START

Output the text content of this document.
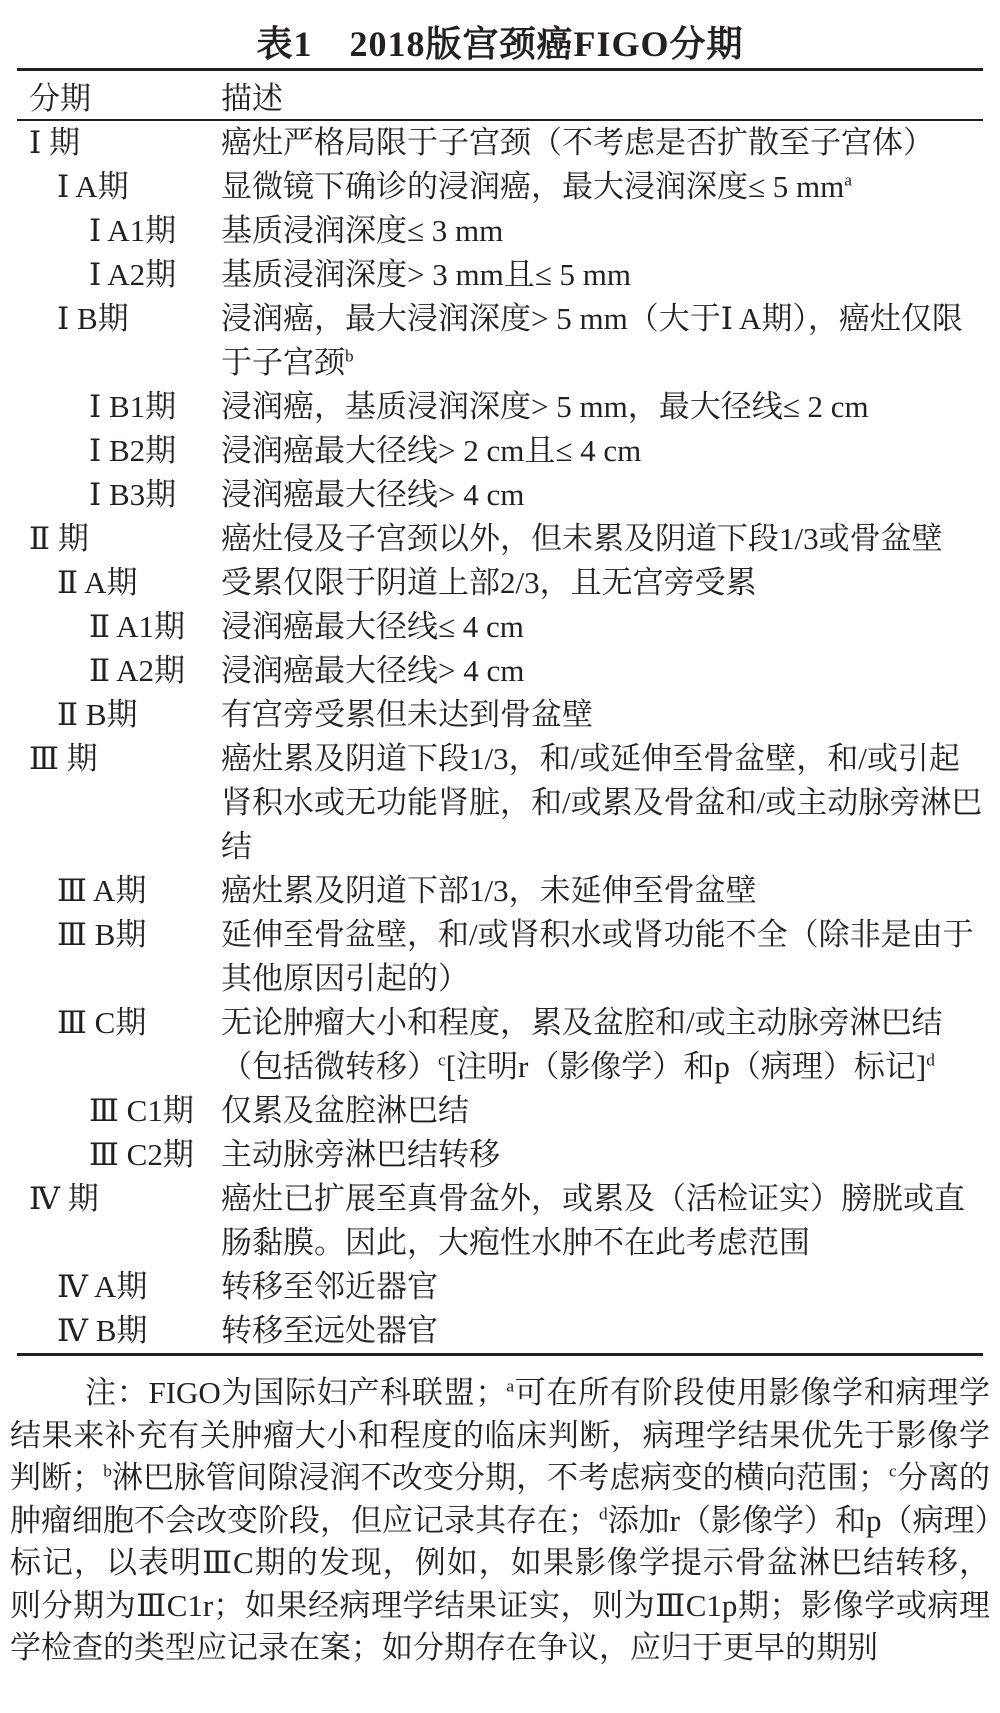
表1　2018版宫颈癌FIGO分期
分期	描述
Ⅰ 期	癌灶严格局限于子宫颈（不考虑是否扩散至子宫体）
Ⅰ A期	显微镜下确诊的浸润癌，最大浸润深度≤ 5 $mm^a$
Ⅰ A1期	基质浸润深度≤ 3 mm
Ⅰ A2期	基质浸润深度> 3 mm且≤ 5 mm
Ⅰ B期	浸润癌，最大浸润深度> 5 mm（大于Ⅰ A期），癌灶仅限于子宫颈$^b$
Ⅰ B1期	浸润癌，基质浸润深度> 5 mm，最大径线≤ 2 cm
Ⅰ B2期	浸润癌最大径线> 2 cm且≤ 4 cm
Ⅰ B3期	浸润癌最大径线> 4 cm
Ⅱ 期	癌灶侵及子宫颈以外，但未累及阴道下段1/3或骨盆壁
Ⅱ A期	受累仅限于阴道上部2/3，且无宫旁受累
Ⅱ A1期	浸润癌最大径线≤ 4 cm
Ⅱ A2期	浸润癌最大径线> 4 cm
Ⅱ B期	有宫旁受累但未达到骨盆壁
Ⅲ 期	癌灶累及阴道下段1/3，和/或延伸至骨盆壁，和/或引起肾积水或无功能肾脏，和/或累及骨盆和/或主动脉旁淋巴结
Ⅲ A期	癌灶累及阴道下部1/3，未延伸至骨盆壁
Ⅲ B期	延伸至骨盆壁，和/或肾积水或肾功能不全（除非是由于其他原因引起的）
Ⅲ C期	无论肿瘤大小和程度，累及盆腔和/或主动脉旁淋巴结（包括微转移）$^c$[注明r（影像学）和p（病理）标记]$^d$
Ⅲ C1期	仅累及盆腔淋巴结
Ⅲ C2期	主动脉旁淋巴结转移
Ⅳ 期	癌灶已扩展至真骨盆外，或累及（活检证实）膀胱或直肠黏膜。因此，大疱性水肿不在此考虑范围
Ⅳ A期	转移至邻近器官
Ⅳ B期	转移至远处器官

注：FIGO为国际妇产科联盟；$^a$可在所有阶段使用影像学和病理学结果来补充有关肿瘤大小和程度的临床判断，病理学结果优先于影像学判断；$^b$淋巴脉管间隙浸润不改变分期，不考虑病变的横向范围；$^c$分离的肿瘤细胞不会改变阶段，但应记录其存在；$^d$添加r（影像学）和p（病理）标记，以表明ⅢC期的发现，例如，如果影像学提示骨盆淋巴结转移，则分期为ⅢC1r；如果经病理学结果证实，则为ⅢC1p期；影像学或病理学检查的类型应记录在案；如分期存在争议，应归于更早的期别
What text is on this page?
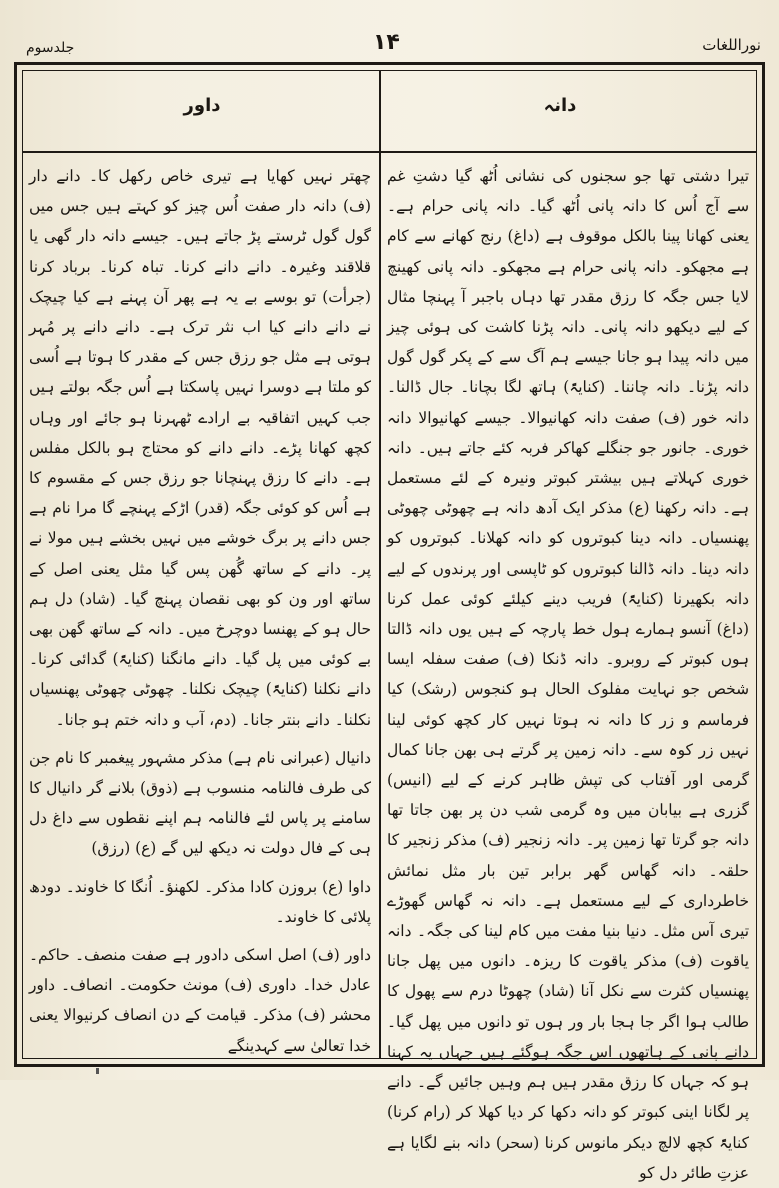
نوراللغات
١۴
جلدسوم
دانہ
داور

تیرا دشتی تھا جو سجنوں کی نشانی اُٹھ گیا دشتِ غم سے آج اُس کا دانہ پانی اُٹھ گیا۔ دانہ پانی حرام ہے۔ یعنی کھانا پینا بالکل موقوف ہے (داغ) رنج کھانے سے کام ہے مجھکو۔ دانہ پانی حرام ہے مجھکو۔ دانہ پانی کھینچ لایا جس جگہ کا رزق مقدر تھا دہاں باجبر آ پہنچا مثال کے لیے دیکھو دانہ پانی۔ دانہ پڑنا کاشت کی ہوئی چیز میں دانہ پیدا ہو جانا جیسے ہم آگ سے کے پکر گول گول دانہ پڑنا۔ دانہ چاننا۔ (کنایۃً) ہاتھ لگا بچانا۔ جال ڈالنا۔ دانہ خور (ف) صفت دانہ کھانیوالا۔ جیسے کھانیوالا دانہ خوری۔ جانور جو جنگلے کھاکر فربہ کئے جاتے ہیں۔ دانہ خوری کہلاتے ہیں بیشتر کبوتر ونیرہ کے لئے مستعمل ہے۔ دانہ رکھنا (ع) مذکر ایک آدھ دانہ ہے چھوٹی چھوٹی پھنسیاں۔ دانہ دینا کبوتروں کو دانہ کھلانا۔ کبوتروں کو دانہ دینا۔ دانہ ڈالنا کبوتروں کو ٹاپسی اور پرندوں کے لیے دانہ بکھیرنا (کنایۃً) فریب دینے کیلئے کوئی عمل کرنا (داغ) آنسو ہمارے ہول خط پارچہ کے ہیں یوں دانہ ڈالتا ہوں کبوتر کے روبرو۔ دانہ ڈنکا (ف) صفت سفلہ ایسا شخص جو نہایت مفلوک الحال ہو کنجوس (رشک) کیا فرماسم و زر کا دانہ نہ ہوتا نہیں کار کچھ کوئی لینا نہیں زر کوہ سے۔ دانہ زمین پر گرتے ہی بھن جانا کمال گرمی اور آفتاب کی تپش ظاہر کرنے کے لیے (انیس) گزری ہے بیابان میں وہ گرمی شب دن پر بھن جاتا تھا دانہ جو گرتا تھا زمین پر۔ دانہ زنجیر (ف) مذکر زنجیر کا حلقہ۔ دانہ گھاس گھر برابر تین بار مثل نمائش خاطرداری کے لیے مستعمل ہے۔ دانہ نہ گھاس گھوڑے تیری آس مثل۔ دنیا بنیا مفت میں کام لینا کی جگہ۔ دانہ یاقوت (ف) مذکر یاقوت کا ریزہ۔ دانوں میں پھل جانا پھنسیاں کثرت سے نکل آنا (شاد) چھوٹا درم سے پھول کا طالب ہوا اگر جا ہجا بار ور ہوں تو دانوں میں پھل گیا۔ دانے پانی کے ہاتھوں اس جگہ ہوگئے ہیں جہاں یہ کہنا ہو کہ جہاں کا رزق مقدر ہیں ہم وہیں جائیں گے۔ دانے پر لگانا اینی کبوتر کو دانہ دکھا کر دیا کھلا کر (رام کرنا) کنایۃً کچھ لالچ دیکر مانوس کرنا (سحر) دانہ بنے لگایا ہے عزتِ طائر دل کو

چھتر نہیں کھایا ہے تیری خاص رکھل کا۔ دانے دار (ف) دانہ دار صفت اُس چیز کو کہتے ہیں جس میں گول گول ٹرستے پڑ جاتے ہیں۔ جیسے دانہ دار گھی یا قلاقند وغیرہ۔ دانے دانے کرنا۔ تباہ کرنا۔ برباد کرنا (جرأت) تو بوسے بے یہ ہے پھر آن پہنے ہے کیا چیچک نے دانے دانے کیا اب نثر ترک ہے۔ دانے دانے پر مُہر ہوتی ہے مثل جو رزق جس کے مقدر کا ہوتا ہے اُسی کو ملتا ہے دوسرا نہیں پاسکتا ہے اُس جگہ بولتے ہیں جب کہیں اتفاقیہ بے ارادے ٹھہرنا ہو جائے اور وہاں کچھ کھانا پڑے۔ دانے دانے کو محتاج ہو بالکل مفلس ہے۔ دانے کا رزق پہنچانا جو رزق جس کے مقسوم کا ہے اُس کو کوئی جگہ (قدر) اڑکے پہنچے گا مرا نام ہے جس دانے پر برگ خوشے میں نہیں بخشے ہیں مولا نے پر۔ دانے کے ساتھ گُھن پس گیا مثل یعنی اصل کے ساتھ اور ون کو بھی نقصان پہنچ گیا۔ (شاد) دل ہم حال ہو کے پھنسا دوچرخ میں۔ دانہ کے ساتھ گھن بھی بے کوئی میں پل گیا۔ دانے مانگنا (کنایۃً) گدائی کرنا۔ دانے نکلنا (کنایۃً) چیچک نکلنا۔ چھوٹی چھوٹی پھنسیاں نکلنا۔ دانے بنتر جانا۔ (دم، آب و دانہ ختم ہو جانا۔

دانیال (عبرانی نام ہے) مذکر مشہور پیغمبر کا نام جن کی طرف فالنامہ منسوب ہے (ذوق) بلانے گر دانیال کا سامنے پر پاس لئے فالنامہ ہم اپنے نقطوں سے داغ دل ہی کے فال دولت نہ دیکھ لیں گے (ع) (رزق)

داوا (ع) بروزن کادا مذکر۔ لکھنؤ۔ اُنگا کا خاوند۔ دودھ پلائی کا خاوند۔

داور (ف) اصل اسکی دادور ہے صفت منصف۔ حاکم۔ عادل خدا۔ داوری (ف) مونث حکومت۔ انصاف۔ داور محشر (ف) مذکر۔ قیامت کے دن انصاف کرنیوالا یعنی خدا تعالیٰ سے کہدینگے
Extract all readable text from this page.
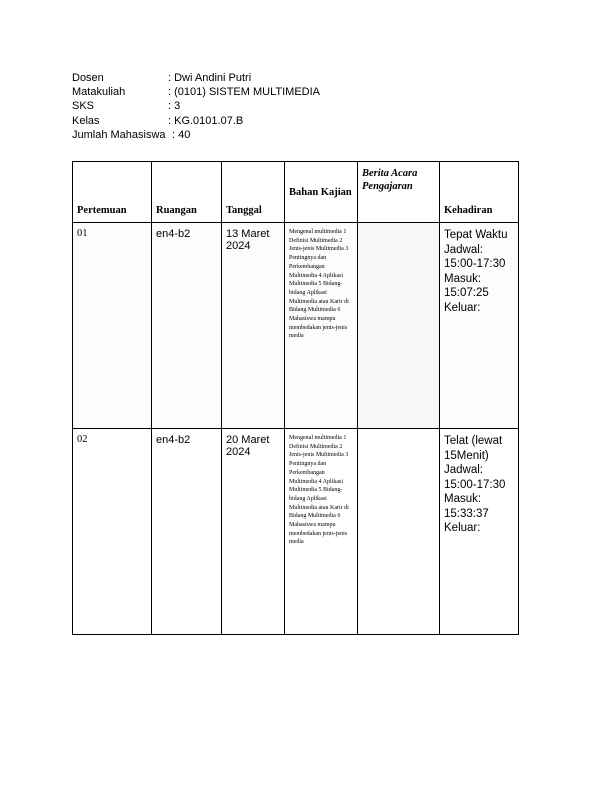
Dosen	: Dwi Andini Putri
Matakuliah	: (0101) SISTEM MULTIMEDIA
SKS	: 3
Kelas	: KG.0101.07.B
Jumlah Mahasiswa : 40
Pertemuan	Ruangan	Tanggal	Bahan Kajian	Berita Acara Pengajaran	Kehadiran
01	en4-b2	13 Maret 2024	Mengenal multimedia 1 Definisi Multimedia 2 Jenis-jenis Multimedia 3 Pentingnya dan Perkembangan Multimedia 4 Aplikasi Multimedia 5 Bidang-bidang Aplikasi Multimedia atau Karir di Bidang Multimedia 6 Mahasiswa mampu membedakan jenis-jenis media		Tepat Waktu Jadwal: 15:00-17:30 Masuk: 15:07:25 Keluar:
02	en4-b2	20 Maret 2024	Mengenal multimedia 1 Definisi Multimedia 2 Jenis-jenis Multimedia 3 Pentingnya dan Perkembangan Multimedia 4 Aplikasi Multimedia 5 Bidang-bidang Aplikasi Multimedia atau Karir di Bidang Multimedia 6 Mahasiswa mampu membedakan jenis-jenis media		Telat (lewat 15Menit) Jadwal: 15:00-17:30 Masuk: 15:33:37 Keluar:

END

## [PROBLEM DESCRIPTION]
Extract from the data every line where "最大浸润深度" shows up.

## [SOLUTION FOR THIS PROBLEM]
Ⅰ A期	显微镜下确诊的浸润癌，最大浸润深度≤ 5 $mm^a$
Ⅰ B期	浸润癌，最大浸润深度> 5 mm（大于Ⅰ A期），癌灶仅限于子宫颈$^b$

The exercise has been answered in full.